# TEXTAUSZUG
┄┄┄┄┄┄

Knapp einen Monat vor der ersten Wahlrunde im April hatte er noch nicht mal offiziell seine Kandidatur verkündet, auch wenn niemand Zweifel daran hegte, dass der 44-Jährige eine zweite Amtszeit anstrebt. Doch Auftritte in Messehallen, Fernsehduelle oder die unsäglichen Auseinandersetzungen mit den anderen Bewerber:innen um Rentenreform oder Sozialleistungen: All das scheint längst zu klein, zu nichtig für diesen Präsidenten. Gerade jetzt, da Frankreich auch noch die EU-Ratspräsidentschaft innehat und der Kontinent starke Führung braucht, um adäquate Antworten auf den russischen Angriff zu finden.
Schrille Töne von rechts
Während ein ehemaliger Komiker und Schauspieler in Kiew versucht, als Präsident sein überfallenes Land zu verteidigen, versucht 2500 Kilometer weiter westlich, in Paris, ein anderer Präsident die Rolle zu spielen, die ihm aller Wahrscheinlichkeit nach sogar den Wahlsieg bringen könnte. Dabei war dieser Wahlkampf lange ein Auf und Ab, geprägt von den schrillen Tönen von rechts. Wenngleich in Umfragen die Mehrheit der Französ:innen die Themen soziale Ungleichheit, Entwicklung der Kaufkraft und Klimawandel als besonders wichtig nannten, gelang es den rechtsextremen Éric Zemmour und Marine Le Pen, die öffentliche Debatte immer weiter nach rechts zu verschieben, sodass Islam, Einwanderung, innere Sicherheit und Identitätsverlust in den Fokus rückten.

┄┄┄┄┄┄

# AUFGABE 1
Welches Amt hat Frankreich laut dem Text über den französischen Wahlkampf gerade inne?
# AUFGABE 2
Schreib aus dem Text über den französischen Wahlkampf den Teil ab, der mit den Worten „Schrille Töne von“ anfängt und mit „den Fokus rückten.“ aufhört.
Das Material hat nichts mit dem Text zu tun.

# DATENAUSZUG
┄┄┄┄┄┄

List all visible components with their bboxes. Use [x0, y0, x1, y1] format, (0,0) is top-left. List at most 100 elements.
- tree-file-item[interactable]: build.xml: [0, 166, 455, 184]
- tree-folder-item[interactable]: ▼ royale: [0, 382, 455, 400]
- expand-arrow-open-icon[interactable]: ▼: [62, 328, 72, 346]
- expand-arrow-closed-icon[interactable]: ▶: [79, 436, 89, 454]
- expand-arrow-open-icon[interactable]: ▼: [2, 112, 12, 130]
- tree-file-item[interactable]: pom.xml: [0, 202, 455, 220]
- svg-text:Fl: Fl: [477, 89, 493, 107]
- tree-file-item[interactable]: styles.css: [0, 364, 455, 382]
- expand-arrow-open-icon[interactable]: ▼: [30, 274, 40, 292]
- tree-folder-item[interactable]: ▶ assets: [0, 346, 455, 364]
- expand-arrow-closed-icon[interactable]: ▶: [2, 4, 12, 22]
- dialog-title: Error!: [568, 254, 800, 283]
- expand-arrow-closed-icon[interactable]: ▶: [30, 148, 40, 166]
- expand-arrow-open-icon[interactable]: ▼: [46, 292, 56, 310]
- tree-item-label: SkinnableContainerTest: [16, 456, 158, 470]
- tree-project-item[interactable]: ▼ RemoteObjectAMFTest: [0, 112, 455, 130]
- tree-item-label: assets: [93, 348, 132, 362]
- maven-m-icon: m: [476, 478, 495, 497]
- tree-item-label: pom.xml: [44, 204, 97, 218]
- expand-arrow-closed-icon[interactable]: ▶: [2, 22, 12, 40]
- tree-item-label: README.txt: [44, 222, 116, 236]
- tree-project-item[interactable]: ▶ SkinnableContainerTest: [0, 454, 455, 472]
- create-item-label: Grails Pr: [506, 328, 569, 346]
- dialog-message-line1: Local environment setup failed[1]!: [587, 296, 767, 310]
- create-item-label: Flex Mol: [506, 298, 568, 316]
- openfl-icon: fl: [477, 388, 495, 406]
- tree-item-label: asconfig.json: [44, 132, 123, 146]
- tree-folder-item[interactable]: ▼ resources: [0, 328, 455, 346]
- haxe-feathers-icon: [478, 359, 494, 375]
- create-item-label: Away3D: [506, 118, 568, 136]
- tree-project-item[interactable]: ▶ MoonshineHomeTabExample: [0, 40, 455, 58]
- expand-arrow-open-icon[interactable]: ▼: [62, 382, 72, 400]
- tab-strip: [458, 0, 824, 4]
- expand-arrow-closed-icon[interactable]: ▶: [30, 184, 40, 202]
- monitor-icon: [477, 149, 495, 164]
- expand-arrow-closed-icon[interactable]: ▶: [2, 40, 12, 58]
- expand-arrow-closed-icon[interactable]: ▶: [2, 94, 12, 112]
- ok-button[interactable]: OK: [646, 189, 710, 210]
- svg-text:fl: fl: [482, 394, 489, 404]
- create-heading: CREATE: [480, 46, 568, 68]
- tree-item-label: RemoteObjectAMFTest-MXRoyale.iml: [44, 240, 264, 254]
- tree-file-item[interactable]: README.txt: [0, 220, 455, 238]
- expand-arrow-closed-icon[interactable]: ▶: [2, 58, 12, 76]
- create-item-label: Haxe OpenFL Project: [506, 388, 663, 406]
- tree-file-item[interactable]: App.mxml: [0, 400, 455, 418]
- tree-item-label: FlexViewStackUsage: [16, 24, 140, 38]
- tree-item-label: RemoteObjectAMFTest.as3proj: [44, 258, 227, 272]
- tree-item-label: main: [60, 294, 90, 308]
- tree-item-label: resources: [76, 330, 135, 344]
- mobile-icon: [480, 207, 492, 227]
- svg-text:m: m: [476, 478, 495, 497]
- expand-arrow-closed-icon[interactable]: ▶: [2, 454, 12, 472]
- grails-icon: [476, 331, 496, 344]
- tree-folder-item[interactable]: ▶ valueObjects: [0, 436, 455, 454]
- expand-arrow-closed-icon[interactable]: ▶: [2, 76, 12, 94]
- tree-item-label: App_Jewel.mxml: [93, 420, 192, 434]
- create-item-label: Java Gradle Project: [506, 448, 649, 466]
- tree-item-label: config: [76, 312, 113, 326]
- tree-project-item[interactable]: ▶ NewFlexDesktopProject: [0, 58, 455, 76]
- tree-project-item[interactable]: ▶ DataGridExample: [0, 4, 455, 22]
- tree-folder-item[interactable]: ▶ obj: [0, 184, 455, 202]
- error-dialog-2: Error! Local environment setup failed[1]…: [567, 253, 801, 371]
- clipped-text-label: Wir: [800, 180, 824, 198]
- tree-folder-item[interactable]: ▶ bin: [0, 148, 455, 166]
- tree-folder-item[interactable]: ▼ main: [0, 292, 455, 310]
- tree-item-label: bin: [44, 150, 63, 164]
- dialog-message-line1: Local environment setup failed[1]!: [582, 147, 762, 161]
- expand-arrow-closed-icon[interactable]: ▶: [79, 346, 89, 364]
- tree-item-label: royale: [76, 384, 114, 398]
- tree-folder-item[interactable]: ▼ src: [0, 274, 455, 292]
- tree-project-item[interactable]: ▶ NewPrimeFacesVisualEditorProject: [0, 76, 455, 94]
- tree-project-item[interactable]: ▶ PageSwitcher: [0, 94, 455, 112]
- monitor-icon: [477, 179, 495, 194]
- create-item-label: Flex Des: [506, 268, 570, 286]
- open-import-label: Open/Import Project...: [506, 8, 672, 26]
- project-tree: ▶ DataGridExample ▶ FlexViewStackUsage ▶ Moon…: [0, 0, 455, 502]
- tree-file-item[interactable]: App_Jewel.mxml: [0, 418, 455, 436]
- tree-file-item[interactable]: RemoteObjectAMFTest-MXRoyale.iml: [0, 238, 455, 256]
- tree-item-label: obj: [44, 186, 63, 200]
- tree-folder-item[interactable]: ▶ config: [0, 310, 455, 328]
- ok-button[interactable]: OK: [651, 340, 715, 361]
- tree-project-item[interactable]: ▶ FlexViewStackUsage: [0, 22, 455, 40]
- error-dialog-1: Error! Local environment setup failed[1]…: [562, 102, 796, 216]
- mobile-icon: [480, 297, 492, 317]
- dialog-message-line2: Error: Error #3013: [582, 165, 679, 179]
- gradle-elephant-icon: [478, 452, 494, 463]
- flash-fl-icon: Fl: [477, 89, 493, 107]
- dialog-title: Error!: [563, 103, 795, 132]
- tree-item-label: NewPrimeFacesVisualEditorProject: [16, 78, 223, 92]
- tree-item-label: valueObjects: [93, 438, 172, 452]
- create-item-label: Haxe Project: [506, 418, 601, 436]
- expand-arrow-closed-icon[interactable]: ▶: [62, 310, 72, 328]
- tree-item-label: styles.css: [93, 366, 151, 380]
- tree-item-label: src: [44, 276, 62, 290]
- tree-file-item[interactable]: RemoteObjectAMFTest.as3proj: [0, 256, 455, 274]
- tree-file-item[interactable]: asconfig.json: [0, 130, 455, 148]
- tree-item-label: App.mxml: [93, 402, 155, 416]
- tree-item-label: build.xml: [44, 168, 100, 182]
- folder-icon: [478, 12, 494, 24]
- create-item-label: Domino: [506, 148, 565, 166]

┄┄┄┄┄┄

# LÖSUNG 1
Die EU-Ratspräsidentschaft.

# LÖSUNG 2
Schrille Töne von rechts
Während ein ehemaliger Komiker und Schauspieler in Kiew versucht, als Präsident sein überfallenes Land zu verteidigen, versucht 2500 Kilometer weiter westlich, in Paris, ein anderer Präsident die Rolle zu spielen, die ihm aller Wahrscheinlichkeit nach sogar den Wahlsieg bringen könnte. Dabei war dieser Wahlkampf lange ein Auf und Ab, geprägt von den schrillen Tönen von rechts. Wenngleich in Umfragen die Mehrheit der Französ:innen die Themen soziale Ungleichheit, Entwicklung der Kaufkraft und Klimawandel als besonders wichtig nannten, gelang es den rechtsextremen Éric Zemmour und Marine Le Pen, die öffentliche Debatte immer weiter nach rechts zu verschieben, sodass Islam, Einwanderung, innere Sicherheit und Identitätsverlust in den Fokus rückten.